Data for the task:

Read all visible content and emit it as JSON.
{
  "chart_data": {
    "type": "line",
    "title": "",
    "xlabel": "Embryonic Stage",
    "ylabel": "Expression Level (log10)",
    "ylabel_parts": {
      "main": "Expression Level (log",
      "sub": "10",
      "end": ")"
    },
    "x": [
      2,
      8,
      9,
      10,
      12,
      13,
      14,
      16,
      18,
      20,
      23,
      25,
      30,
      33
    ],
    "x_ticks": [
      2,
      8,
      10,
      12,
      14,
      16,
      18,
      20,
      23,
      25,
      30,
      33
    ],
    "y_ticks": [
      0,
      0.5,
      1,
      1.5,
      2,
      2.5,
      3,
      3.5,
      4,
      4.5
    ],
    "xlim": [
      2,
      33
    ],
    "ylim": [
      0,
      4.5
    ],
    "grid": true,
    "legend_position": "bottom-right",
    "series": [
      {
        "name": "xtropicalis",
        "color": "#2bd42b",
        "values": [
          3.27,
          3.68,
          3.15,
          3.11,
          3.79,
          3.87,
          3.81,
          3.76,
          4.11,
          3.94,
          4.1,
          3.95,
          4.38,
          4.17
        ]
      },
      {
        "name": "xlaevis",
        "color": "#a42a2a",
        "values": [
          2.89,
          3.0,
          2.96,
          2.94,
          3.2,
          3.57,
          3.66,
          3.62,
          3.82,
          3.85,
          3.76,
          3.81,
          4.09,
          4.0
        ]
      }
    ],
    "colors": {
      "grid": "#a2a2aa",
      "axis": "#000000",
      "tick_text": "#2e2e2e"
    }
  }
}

Goal: Copy each line above where the string "Level" occurs.

Result of this exercise:
    "ylabel": "Expression Level (log10)",
      "main": "Expression Level (log",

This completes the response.